• Records to use:
* BEGIN *
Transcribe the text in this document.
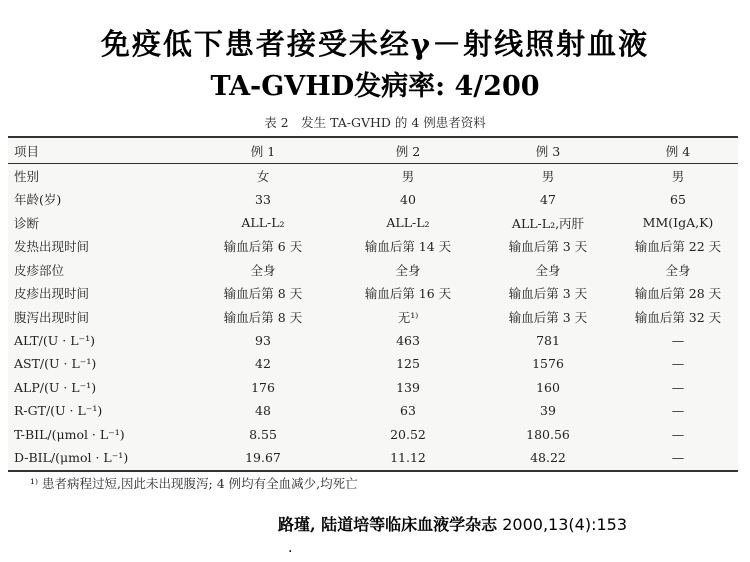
免疫低下患者接受未经γ－射线照射血液
TA-GVHD发病率: 4/200
表 2　发生 TA-GVHD 的 4 例患者资料
项目	例 1	例 2	例 3	例 4
性别	女	男	男	男
年龄(岁)	33	40	47	65
诊断	ALL-L₂	ALL-L₂	ALL-L₂,丙肝	MM(IgA,K)
发热出现时间	输血后第 6 天	输血后第 14 天	输血后第 3 天	输血后第 22 天
皮疹部位	全身	全身	全身	全身
皮疹出现时间	输血后第 8 天	输血后第 16 天	输血后第 3 天	输血后第 28 天
腹泻出现时间	输血后第 8 天	无¹⁾	输血后第 3 天	输血后第 32 天
ALT/(U · L⁻¹)	93	463	781	—
AST/(U · L⁻¹)	42	125	1576	—
ALP/(U · L⁻¹)	176	139	160	—
R-GT/(U · L⁻¹)	48	63	39	—
T-BIL/(μmol · L⁻¹)	8.55	20.52	180.56	—
D-BIL/(μmol · L⁻¹)	19.67	11.12	48.22	—
¹⁾ 患者病程过短,因此未出现腹泻; 4 例均有全血减少,均死亡
路瑾, 陆道培等临床血液学杂志 2000,13(4):153
.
* END *
Give the entries again word for word, but skip the pictures.

Transcribe the text in this document.
免疫低下患者接受未经γ－射线照射血液
TA-GVHD发病率: 4/200
表 2　发生 TA-GVHD 的 4 例患者资料
项目	例 1	例 2	例 3	例 4
性别	女	男	男	男
年龄(岁)	33	40	47	65
诊断	ALL-L₂	ALL-L₂	ALL-L₂,丙肝	MM(IgA,K)
发热出现时间	输血后第 6 天	输血后第 14 天	输血后第 3 天	输血后第 22 天
皮疹部位	全身	全身	全身	全身
皮疹出现时间	输血后第 8 天	输血后第 16 天	输血后第 3 天	输血后第 28 天
腹泻出现时间	输血后第 8 天	无¹⁾	输血后第 3 天	输血后第 32 天
ALT/(U · L⁻¹)	93	463	781	—
AST/(U · L⁻¹)	42	125	1576	—
ALP/(U · L⁻¹)	176	139	160	—
R-GT/(U · L⁻¹)	48	63	39	—
T-BIL/(μmol · L⁻¹)	8.55	20.52	180.56	—
D-BIL/(μmol · L⁻¹)	19.67	11.12	48.22	—
¹⁾ 患者病程过短,因此未出现腹泻; 4 例均有全血减少,均死亡
路瑾, 陆道培等临床血液学杂志 2000,13(4):153
.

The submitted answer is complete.